INSTRUCTIONS TO FOLLOW | Search the material for the string "name", then return every line where it is found.

*** RECORDS FOR THIS EXERCISE

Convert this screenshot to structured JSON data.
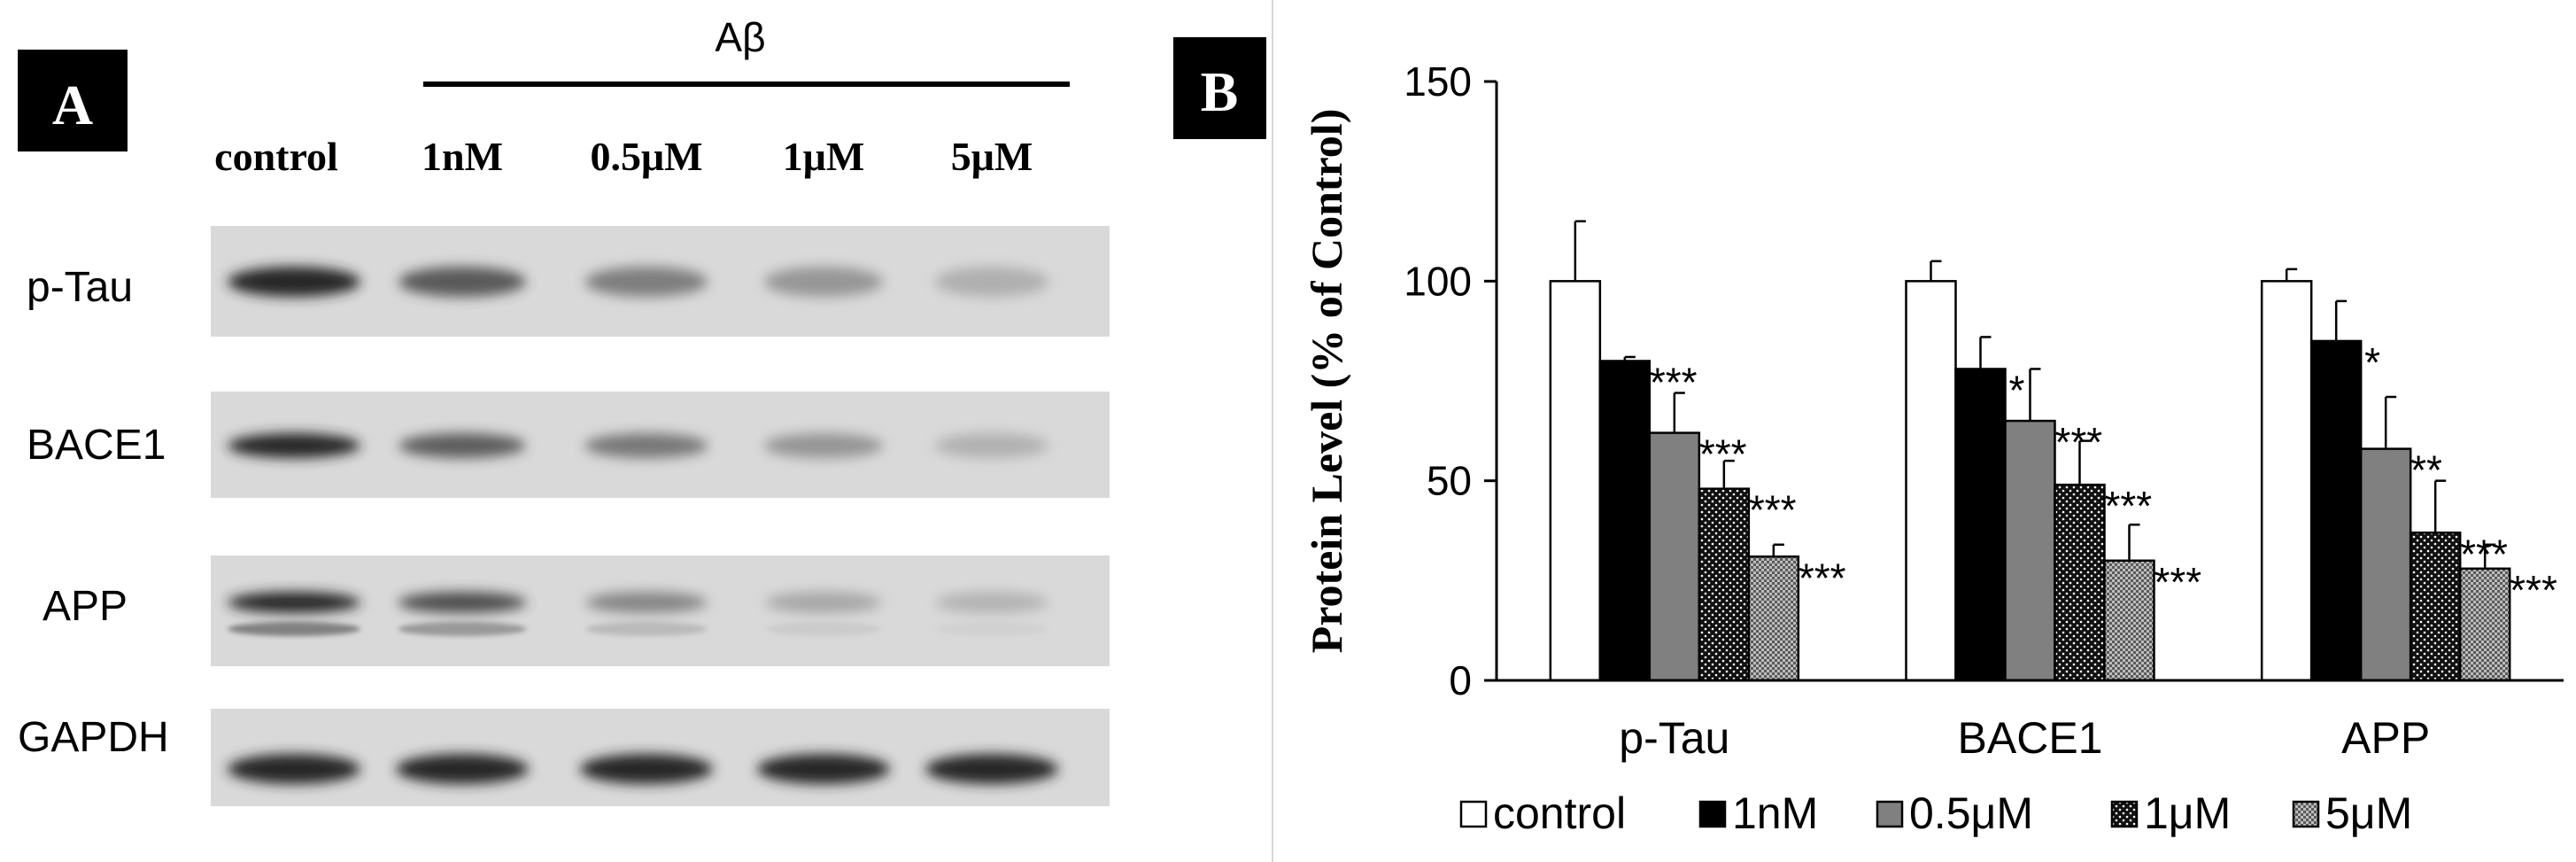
{
  "panel_a": {
    "label": "A",
    "treatment": "Aβ",
    "lanes": [
      "control",
      "1nM",
      "0.5μM",
      "1μM",
      "5μM"
    ],
    "rows": [
      "p-Tau",
      "BACE1",
      "APP",
      "GAPDH"
    ],
    "intensities": {
      "p-Tau": [
        1.0,
        0.8,
        0.62,
        0.48,
        0.31
      ],
      "BACE1": [
        1.0,
        0.78,
        0.65,
        0.49,
        0.3
      ],
      "APP": [
        1.0,
        0.85,
        0.58,
        0.37,
        0.28
      ],
      "GAPDH": [
        1.0,
        1.0,
        1.0,
        1.0,
        1.0
      ]
    }
  },
  "panel_b": {
    "label": "B"
  },
  "colors": {
    "control": "#ffffff",
    "1nM": "#000000",
    "0.5μM": "#808080",
    "1μM": "#2a2a2a",
    "5μM": "#a8a8a8"
  },
  "chart_data": {
    "type": "bar",
    "categories": [
      "p-Tau",
      "BACE1",
      "APP"
    ],
    "ylabel": "Protein Level (% of Control)",
    "ylim": [
      0,
      150
    ],
    "yticks": [
      0,
      50,
      100,
      150
    ],
    "legend_position": "bottom",
    "series": [
      {
        "name": "control",
        "values": [
          100,
          100,
          100
        ],
        "errors": [
          15,
          5,
          3
        ],
        "stars": [
          "",
          "",
          ""
        ]
      },
      {
        "name": "1nM",
        "values": [
          80,
          78,
          85
        ],
        "errors": [
          1,
          8,
          10
        ],
        "stars": [
          "***",
          "*",
          "*"
        ]
      },
      {
        "name": "0.5μM",
        "values": [
          62,
          65,
          58
        ],
        "errors": [
          10,
          13,
          13
        ],
        "stars": [
          "***",
          "***",
          "**"
        ]
      },
      {
        "name": "1μM",
        "values": [
          48,
          49,
          37
        ],
        "errors": [
          7,
          11,
          13
        ],
        "stars": [
          "***",
          "***",
          "***"
        ]
      },
      {
        "name": "5μM",
        "values": [
          31,
          30,
          28
        ],
        "errors": [
          3,
          9,
          6
        ],
        "stars": [
          "***",
          "***",
          "***"
        ]
      }
    ]
  }
}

******

RESULT |
        "name": "control",
        "name": "1nM",
        "name": "0.5μM",
        "name": "1μM",
        "name": "5μM",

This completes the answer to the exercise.